[Instructions]:
- A) According to the breast lift discussion, what does nicotine do to blood vessels?
- B) Please carry on the breast lift discussion from its last sentence.

[Extracted text]:

══════════

I'm 29 and want to have a breast lift with implants within the next few months. I am a former smoker (smoked for 9years) I quit 6 years ago. During my research I read somewhere that a former smoker may be more prone to complications then someone who has never smoked. Is this true? If so how much more of a risk is there for me?

Doctor Answers (18)

Former Smoker Having Breast Lift

+2

If you quit smoking 6 years ago, you should not be at significantly increased risk for complications over a non-smoker with a breast lift.  Good luck.

Are there more risks for a former smoker?

+1
Hello! Thank you for your question! The issue with nicotine is that it also acts as a vasoconstrictor, clamping down of blood vessels. Blood supply is always of great concern during any surgical procedure, but especially in such a procedure as a mastopexy where the viability of the nipple-areolar complex is obviously important. Since the vascularity to the area is already tenuous since it will be raised by cutting around the area, maximizing blood flow to the tissue is critical.

══════════

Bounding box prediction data

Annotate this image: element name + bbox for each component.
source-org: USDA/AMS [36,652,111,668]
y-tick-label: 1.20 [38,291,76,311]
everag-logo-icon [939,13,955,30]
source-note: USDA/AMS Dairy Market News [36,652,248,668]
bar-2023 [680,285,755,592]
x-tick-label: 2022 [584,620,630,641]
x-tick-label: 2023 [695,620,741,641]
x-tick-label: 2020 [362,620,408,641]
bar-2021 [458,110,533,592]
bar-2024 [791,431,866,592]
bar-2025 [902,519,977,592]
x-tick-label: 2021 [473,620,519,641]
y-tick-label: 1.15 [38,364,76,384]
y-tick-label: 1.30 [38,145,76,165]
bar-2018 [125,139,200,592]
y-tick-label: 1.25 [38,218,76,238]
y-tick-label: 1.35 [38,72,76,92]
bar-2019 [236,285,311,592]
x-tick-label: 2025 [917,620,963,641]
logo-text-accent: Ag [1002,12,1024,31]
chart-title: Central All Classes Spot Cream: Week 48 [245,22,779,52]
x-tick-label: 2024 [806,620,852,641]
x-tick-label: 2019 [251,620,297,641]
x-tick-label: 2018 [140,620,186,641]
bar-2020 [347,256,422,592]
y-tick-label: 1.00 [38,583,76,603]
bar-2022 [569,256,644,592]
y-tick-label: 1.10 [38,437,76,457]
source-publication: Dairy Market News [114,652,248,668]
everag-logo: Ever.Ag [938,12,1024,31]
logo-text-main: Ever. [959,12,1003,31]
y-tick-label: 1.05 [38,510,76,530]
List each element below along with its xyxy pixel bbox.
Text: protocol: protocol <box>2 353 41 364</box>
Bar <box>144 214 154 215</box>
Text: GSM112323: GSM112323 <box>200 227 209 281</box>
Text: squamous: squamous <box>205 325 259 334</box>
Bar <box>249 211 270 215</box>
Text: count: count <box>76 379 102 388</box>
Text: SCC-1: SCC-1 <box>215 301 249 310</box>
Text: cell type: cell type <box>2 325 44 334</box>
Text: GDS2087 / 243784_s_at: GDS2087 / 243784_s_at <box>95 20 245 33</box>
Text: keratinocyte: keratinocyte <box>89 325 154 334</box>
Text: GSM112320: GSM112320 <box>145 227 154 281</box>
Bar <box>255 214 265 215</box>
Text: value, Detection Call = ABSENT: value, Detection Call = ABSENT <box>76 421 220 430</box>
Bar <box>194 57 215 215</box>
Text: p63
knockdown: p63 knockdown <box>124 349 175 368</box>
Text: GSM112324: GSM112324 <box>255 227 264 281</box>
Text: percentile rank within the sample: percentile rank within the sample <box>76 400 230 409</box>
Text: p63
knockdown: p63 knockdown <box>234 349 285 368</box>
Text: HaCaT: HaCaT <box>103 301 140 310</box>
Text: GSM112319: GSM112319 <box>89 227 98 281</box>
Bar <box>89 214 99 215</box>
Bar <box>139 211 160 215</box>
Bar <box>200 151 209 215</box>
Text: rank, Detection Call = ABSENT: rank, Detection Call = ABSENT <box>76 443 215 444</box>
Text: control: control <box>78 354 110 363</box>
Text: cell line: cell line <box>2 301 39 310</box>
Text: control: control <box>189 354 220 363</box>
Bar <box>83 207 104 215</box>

══════════

[Results for each task]:
- A) It acts as a vasoconstrictor, clamping down blood vessels.

- B)
Typically, we recommend at least 6 weeks of smoking cessation prior to and at least 6 weeks after any surgical procedure. The longer, the better. Nicotine always increases the risk for infection, nipple necrosis, poor scarring, and wound complications, as well as other health consequences including blood clots. The anesthesia risk is greater with general anesthesia as well as pulmonary issues/lung infections postoperatively. I would discuss this with your surgeon prior to your procedure.  At 6 years, well-known studies have shown that you health risks are on par with non-smokers for health-related issues.  Hope that this helps! Best wishes!

Lewis Albert Andres, MD
Scottsdale Plastic Surgeon
5.0 out of 5 stars 11 reviews

Breast lft in a Former Smoker

+1

Congratulations for quiting 6 years ago. There should be no increased risk for you when compared to a non smoker.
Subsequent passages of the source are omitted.